## WHAT TO PRODUCE
Output all lines exactly.

## Extracted records
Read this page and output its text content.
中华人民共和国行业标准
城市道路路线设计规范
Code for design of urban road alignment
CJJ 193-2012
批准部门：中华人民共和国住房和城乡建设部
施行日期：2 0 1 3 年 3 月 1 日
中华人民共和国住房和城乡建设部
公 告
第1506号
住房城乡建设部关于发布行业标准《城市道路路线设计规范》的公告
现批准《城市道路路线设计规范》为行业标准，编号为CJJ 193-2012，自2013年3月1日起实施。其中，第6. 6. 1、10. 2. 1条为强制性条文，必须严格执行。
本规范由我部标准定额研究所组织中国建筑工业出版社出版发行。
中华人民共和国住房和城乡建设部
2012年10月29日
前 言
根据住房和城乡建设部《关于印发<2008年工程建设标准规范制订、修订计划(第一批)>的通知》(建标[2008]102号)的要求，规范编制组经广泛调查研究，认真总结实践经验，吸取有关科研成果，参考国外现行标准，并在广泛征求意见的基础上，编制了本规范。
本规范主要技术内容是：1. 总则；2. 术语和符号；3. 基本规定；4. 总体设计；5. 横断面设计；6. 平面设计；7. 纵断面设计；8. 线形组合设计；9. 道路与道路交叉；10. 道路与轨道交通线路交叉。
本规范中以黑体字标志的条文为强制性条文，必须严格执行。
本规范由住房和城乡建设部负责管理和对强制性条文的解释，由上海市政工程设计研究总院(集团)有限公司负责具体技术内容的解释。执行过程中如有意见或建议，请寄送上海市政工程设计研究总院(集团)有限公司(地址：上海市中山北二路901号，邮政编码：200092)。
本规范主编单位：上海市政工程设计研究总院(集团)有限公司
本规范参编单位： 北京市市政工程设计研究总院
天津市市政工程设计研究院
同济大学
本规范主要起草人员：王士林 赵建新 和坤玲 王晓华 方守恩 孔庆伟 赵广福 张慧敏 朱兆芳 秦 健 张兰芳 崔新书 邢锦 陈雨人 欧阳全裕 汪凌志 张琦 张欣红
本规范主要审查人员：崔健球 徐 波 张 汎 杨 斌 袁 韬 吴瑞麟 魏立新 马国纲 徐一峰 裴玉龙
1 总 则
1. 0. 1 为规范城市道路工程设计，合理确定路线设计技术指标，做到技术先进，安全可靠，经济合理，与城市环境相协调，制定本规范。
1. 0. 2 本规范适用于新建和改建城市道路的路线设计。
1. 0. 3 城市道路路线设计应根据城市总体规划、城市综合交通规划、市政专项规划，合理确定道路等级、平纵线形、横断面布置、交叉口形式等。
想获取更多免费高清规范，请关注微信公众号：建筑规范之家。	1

## RESULT
Read this page and output its text content.
中华人民共和国行业标准
城市道路路线设计规范
Code for design of urban road alignment
CJJ 193-2012
批准部门：中华人民共和国住房和城乡建设部
施行日期：2 0 1 3 年 3 月 1 日
中华人民共和国住房和城乡建设部
公 告
第1506号
住房城乡建设部关于发布行业标准《城市道路路线设计规范》的公告
现批准《城市道路路线设计规范》为行业标准，编号为CJJ 193-2012，自2013年3月1日起实施。其中，第6. 6. 1、10. 2. 1条为强制性条文，必须严格执行。
本规范由我部标准定额研究所组织中国建筑工业出版社出版发行。
中华人民共和国住房和城乡建设部
2012年10月29日
前 言
根据住房和城乡建设部《关于印发<2008年工程建设标准规范制订、修订计划(第一批)>的通知》(建标[2008]102号)的要求，规范编制组经广泛调查研究，认真总结实践经验，吸取有关科研成果，参考国外现行标准，并在广泛征求意见的基础上，编制了本规范。
本规范主要技术内容是：1. 总则；2. 术语和符号；3. 基本规定；4. 总体设计；5. 横断面设计；6. 平面设计；7. 纵断面设计；8. 线形组合设计；9. 道路与道路交叉；10. 道路与轨道交通线路交叉。
本规范中以黑体字标志的条文为强制性条文，必须严格执行。
本规范由住房和城乡建设部负责管理和对强制性条文的解释，由上海市政工程设计研究总院(集团)有限公司负责具体技术内容的解释。执行过程中如有意见或建议，请寄送上海市政工程设计研究总院(集团)有限公司(地址：上海市中山北二路901号，邮政编码：200092)。
本规范主编单位：上海市政工程设计研究总院(集团)有限公司
本规范参编单位： 北京市市政工程设计研究总院
天津市市政工程设计研究院
同济大学
本规范主要起草人员：王士林 赵建新 和坤玲 王晓华 方守恩 孔庆伟 赵广福 张慧敏 朱兆芳 秦 健 张兰芳 崔新书 邢锦 陈雨人 欧阳全裕 汪凌志 张琦 张欣红
本规范主要审查人员：崔健球 徐 波 张 汎 杨 斌 袁 韬 吴瑞麟 魏立新 马国纲 徐一峰 裴玉龙
1 总 则
1. 0. 1 为规范城市道路工程设计，合理确定路线设计技术指标，做到技术先进，安全可靠，经济合理，与城市环境相协调，制定本规范。
1. 0. 2 本规范适用于新建和改建城市道路的路线设计。
1. 0. 3 城市道路路线设计应根据城市总体规划、城市综合交通规划、市政专项规划，合理确定道路等级、平纵线形、横断面布置、交叉口形式等。
想获取更多免费高清规范，请关注微信公众号：建筑规范之家。	1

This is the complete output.